— Start Task inputs —

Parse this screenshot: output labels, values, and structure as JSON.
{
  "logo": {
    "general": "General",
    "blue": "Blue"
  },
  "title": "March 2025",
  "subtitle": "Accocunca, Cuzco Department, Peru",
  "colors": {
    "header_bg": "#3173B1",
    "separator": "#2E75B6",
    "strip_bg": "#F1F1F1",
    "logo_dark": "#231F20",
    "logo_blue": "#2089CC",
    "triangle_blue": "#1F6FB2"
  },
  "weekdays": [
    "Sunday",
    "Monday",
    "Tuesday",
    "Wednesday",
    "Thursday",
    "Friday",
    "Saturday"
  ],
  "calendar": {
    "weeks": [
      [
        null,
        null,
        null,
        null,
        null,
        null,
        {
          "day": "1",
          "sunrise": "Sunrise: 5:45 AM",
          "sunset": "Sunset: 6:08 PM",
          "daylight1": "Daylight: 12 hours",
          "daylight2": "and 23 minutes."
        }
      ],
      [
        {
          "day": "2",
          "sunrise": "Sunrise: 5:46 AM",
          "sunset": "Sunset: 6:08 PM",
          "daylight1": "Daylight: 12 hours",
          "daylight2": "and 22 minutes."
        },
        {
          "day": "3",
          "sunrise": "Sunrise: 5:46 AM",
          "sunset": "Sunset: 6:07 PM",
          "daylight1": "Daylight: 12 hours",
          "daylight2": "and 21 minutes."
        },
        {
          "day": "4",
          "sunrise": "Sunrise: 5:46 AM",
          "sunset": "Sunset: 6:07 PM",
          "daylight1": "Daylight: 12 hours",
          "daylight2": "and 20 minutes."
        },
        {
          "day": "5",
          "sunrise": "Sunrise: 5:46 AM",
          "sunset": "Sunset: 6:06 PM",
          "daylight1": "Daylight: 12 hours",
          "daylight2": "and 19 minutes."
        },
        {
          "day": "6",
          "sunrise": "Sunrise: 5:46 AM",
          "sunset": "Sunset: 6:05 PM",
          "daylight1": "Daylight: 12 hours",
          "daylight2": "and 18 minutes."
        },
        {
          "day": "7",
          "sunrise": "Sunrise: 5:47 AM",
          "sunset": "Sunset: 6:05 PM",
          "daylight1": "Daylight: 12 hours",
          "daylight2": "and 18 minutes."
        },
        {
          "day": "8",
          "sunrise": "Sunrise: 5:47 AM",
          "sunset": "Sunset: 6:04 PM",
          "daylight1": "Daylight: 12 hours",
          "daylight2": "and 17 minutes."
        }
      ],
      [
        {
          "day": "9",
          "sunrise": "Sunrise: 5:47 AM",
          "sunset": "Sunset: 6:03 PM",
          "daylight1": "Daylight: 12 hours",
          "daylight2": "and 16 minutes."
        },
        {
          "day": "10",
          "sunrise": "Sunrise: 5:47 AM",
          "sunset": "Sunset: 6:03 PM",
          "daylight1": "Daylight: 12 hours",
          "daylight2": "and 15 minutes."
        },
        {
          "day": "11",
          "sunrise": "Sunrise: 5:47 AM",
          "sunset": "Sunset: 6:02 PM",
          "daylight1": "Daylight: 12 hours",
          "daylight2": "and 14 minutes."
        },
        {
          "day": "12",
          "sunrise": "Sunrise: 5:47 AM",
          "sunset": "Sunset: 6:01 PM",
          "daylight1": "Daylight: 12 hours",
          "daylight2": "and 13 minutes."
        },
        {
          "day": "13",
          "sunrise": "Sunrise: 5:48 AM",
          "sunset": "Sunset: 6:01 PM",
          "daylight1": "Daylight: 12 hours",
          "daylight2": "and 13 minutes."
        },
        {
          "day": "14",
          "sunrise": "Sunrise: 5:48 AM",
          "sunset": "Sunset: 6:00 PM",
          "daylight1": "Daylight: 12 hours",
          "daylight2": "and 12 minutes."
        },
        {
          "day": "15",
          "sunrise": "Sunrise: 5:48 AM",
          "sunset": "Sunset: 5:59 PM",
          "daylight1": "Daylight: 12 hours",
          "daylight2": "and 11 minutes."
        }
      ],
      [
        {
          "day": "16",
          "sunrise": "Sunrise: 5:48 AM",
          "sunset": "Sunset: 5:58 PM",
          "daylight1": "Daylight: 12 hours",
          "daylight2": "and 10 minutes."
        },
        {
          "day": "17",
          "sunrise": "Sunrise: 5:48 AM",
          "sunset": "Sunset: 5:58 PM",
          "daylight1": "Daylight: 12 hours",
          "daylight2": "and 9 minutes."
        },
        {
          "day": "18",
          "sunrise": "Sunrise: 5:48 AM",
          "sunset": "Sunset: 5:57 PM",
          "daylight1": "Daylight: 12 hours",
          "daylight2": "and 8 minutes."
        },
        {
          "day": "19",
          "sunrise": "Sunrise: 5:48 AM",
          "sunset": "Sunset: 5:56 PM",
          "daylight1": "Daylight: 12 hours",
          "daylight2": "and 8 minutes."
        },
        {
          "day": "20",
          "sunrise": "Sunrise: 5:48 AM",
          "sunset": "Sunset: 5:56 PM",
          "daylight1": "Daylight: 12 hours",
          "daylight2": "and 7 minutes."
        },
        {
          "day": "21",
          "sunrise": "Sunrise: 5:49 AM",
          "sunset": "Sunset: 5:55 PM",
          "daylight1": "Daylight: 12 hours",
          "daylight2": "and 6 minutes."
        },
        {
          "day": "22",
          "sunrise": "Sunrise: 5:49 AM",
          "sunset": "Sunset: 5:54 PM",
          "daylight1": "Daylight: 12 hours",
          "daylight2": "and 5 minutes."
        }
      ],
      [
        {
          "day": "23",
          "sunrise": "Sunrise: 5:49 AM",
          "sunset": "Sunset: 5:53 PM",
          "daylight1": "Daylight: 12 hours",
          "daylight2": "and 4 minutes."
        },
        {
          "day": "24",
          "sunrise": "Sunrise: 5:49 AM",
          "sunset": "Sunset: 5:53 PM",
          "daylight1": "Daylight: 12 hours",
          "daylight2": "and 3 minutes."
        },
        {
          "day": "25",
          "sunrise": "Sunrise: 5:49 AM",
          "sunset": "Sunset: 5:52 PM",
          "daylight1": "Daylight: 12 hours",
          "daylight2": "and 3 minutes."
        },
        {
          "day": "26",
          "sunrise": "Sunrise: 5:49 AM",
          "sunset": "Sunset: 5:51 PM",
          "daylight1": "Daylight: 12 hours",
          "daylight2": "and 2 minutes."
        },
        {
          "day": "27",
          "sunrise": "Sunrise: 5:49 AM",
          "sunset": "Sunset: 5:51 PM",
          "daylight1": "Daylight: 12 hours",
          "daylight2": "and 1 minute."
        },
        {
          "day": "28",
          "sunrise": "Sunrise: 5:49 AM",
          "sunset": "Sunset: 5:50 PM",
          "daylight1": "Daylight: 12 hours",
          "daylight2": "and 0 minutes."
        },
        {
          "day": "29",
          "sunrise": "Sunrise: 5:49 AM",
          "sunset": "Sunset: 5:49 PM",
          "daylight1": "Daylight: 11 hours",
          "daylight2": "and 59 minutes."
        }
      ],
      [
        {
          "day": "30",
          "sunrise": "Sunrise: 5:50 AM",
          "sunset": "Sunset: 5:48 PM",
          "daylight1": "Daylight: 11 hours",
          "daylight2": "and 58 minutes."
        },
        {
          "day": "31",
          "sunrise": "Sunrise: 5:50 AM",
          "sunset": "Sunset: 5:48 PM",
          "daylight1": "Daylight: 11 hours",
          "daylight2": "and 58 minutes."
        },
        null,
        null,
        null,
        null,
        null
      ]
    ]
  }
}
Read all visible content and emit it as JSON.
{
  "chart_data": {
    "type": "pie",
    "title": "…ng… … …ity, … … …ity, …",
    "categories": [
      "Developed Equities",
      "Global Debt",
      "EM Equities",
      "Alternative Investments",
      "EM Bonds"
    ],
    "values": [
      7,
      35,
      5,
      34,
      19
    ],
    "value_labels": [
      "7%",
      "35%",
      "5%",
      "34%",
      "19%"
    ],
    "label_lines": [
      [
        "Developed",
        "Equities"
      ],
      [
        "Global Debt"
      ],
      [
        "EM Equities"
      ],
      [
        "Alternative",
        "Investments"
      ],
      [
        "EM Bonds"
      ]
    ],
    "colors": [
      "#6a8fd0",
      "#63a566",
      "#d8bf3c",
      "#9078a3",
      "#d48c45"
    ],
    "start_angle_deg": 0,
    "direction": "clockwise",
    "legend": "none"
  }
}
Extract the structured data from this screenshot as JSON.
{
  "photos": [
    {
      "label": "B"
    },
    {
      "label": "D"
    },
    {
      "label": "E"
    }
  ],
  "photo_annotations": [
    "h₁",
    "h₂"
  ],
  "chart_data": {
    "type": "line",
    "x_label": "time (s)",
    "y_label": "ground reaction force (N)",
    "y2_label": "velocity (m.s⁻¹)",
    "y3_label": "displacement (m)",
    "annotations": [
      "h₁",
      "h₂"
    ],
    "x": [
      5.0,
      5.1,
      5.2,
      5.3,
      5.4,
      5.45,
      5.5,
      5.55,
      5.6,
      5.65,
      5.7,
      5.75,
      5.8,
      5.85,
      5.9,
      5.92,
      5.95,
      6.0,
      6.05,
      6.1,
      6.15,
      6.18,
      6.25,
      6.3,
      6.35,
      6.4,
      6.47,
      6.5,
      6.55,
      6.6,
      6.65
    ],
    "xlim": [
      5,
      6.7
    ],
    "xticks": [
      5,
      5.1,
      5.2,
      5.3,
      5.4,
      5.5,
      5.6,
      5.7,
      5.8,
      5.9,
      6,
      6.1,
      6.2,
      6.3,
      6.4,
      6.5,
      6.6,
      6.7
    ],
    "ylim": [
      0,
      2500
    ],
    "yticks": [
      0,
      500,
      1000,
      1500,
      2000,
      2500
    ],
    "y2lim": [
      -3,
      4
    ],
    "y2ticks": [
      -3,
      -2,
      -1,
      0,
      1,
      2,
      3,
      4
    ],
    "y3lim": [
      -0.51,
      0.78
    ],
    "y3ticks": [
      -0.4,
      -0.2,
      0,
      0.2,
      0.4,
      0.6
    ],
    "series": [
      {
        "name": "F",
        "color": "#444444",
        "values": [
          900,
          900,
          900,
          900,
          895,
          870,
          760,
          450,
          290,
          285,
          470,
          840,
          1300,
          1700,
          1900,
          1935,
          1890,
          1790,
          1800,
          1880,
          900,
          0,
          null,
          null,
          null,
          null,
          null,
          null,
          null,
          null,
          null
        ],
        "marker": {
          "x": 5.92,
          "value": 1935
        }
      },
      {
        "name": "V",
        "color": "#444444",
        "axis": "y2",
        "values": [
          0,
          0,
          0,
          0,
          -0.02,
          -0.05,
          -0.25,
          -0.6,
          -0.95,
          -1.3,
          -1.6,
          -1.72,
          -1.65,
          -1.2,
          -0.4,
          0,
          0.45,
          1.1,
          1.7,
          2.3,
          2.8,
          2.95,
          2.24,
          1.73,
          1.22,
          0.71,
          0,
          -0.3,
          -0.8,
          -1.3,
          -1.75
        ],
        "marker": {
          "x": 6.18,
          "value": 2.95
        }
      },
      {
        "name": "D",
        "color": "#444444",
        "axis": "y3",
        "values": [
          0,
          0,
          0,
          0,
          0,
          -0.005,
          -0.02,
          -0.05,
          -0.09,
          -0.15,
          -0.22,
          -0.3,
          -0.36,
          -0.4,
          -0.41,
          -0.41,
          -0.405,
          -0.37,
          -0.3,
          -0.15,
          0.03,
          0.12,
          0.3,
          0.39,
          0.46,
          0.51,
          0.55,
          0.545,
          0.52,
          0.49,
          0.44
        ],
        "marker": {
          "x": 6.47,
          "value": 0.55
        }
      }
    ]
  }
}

— End Task inputs —

Instruction — Pull out every line above that holds the word "JSON".

Worked answer —
Parse this screenshot: output labels, values, and structure as JSON.
Read all visible content and emit it as JSON.
Extract the structured data from this screenshot as JSON.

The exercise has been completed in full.